> _What to work on_: In the listing that follows, count every line with the word "name" in it and write only the total.

begin Records

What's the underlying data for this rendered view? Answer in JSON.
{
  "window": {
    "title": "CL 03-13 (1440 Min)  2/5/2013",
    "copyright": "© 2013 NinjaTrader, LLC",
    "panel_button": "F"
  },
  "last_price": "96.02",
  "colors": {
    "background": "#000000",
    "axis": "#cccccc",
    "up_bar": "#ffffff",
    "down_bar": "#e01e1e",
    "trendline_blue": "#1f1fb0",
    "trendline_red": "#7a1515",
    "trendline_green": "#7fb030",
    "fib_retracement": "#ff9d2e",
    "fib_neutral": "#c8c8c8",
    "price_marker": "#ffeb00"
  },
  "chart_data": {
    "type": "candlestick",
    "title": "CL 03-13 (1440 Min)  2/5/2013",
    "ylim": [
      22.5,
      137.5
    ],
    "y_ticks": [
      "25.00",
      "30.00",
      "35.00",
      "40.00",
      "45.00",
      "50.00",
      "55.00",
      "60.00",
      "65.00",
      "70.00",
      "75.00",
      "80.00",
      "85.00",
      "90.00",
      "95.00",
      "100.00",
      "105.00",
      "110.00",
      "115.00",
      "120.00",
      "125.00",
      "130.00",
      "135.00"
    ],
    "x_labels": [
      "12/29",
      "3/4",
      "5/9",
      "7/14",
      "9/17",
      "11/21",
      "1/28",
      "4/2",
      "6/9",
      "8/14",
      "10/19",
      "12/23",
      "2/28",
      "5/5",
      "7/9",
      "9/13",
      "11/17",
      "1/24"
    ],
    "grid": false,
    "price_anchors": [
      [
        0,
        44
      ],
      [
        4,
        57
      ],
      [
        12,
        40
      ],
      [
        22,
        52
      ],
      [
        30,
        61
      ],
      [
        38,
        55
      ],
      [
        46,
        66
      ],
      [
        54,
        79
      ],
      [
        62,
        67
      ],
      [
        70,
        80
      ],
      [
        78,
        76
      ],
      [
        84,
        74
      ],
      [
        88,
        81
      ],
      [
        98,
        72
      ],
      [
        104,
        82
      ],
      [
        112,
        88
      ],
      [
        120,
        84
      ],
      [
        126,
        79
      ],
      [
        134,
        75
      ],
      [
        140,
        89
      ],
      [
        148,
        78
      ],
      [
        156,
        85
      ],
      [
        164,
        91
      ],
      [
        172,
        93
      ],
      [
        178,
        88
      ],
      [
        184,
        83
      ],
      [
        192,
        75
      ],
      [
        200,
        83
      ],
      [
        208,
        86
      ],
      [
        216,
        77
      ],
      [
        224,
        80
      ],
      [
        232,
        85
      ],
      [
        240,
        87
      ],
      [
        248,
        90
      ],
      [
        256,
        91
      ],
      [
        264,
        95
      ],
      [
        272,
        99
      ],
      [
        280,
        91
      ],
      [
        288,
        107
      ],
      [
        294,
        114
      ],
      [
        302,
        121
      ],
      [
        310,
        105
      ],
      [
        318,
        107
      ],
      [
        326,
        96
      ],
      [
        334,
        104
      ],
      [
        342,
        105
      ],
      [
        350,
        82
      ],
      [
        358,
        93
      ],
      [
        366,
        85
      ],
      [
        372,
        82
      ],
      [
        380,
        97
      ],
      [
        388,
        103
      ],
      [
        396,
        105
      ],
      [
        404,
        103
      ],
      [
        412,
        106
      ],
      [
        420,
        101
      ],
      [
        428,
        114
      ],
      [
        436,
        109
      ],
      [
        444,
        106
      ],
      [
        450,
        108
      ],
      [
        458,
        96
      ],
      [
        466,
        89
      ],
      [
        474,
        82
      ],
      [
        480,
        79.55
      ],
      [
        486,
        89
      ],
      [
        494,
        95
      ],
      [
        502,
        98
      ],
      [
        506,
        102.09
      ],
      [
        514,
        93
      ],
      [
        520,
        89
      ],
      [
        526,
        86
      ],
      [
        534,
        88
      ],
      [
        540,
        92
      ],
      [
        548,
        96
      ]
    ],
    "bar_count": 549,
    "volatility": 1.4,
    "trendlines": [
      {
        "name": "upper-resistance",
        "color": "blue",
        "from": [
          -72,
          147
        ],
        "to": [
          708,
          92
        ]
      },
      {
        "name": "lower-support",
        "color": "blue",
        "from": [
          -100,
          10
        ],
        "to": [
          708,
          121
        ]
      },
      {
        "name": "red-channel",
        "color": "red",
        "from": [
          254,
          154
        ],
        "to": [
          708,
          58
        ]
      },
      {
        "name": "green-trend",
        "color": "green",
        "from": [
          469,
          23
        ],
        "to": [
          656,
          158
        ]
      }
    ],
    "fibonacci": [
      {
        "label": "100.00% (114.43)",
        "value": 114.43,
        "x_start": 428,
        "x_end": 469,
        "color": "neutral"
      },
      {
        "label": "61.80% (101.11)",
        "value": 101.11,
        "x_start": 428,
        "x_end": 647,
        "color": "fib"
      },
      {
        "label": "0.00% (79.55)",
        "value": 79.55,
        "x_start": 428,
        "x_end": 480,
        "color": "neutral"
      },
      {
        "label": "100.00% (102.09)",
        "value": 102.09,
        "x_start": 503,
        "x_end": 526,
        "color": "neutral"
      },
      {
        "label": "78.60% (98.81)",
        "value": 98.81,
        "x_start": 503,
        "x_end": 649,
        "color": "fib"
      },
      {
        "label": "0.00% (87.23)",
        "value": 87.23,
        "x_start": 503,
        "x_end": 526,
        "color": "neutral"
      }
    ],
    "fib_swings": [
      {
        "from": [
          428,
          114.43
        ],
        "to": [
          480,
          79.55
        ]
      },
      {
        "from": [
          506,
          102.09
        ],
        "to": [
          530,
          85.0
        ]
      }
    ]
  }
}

end Records

> _Complete response_: 4